Structured figure records
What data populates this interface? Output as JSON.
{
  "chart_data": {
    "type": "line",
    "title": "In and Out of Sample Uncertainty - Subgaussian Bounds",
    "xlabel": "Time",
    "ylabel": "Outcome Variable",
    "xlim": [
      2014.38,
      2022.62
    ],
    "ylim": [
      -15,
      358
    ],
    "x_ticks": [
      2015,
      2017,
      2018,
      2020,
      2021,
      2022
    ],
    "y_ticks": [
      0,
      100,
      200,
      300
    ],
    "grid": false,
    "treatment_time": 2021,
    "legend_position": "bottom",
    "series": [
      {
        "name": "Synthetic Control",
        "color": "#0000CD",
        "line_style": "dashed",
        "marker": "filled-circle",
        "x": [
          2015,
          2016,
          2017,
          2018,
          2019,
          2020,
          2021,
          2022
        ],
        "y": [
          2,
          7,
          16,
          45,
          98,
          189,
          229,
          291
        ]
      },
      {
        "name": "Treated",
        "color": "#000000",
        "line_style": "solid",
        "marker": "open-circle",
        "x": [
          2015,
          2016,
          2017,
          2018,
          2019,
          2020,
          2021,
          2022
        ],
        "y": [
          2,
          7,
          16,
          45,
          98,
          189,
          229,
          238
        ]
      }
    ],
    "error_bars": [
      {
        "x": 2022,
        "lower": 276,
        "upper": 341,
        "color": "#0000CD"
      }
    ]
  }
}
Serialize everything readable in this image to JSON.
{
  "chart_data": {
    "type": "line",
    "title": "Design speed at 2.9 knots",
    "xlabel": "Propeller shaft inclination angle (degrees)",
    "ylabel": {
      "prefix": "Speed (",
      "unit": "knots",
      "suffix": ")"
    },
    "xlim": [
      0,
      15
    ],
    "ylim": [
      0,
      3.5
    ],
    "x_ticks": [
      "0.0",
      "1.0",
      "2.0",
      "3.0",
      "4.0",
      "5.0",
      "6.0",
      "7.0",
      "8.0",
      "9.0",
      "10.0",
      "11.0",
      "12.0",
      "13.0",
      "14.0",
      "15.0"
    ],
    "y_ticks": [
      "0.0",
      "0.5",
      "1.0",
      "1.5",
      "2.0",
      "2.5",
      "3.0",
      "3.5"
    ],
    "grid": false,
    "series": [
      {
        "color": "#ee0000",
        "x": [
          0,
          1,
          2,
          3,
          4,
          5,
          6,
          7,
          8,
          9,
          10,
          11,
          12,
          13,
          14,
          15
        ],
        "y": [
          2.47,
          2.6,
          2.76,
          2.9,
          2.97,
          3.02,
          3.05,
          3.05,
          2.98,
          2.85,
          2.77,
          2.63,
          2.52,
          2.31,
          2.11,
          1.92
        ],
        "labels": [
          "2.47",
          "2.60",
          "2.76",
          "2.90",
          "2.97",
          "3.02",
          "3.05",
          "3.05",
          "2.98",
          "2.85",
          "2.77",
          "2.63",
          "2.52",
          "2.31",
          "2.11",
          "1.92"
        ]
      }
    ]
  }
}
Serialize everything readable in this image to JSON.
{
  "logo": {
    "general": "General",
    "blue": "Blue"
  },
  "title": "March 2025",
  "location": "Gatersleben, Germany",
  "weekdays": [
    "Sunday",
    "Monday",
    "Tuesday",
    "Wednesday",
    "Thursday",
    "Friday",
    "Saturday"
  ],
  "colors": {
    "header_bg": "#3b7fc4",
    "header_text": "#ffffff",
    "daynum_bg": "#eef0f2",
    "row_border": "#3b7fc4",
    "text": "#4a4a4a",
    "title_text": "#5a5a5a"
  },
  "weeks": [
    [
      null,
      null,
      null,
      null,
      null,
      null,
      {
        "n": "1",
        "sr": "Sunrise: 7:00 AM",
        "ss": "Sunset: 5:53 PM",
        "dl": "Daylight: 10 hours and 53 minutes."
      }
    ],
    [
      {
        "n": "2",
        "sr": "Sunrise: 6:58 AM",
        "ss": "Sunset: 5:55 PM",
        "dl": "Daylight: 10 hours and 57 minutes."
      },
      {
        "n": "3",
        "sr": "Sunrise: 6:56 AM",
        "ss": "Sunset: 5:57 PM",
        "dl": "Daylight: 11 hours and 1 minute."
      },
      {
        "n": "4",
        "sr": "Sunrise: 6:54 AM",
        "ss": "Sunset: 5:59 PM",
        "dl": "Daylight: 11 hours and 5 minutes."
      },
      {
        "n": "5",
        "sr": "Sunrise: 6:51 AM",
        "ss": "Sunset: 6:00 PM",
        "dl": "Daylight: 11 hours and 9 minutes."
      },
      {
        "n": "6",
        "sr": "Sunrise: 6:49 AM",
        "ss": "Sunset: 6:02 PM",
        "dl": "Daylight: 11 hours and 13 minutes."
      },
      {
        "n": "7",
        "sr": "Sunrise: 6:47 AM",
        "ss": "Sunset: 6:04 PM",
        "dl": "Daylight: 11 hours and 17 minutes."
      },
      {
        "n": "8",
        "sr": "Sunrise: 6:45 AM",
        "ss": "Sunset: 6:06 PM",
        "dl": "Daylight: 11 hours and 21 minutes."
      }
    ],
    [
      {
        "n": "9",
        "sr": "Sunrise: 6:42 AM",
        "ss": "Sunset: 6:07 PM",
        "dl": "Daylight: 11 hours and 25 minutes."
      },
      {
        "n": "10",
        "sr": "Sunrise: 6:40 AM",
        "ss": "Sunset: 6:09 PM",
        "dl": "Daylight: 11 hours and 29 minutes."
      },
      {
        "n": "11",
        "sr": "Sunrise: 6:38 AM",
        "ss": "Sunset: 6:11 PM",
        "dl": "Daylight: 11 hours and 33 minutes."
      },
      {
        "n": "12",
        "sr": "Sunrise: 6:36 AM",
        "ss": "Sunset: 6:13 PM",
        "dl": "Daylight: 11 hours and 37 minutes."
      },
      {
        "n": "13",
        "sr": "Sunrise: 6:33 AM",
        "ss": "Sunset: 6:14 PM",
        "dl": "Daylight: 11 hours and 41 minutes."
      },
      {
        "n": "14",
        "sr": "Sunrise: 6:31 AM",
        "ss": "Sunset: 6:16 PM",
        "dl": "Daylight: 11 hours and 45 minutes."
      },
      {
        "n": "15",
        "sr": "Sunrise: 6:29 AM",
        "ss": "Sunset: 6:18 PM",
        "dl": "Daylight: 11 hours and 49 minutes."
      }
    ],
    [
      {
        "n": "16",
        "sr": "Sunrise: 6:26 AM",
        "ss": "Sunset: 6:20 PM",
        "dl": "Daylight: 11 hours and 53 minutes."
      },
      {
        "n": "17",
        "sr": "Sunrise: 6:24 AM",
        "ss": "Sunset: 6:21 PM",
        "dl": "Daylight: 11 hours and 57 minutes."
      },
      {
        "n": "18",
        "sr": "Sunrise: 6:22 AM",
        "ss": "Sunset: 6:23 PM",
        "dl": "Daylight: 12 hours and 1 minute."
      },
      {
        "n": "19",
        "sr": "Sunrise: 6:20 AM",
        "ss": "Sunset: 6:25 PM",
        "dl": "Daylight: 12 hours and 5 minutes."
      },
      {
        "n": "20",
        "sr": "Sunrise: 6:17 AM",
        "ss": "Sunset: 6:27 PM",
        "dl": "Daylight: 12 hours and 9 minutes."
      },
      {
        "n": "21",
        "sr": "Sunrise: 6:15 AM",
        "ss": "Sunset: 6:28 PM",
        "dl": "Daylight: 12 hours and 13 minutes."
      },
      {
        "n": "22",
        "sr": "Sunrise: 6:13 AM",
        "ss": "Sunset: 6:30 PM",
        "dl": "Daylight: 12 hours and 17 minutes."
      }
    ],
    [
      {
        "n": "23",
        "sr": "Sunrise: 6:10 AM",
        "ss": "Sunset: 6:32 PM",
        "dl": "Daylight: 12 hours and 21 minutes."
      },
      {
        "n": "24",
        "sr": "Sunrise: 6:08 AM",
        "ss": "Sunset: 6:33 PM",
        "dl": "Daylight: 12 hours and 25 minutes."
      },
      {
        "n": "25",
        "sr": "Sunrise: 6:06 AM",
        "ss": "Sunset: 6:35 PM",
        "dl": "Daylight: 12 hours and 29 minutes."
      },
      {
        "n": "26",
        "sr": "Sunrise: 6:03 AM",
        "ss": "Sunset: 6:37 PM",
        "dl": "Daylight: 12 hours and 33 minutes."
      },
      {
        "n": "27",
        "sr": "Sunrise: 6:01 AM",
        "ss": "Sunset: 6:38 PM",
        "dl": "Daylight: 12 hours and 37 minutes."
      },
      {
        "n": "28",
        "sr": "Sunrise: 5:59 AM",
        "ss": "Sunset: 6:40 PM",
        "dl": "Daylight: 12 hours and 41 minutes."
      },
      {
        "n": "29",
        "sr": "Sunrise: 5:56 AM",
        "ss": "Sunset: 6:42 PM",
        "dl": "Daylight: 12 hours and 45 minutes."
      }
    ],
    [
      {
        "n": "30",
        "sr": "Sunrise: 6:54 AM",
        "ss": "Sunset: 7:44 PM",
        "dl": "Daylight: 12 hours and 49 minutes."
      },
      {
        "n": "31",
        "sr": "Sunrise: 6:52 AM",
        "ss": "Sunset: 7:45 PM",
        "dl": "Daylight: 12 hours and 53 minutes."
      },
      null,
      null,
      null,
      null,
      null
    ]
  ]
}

Exercise description:
Collect each line of the entries that has the word "xlabel", copying it in full.

Right answer:
    "xlabel": "Time",
    "xlabel": "Propeller shaft inclination angle (degrees)",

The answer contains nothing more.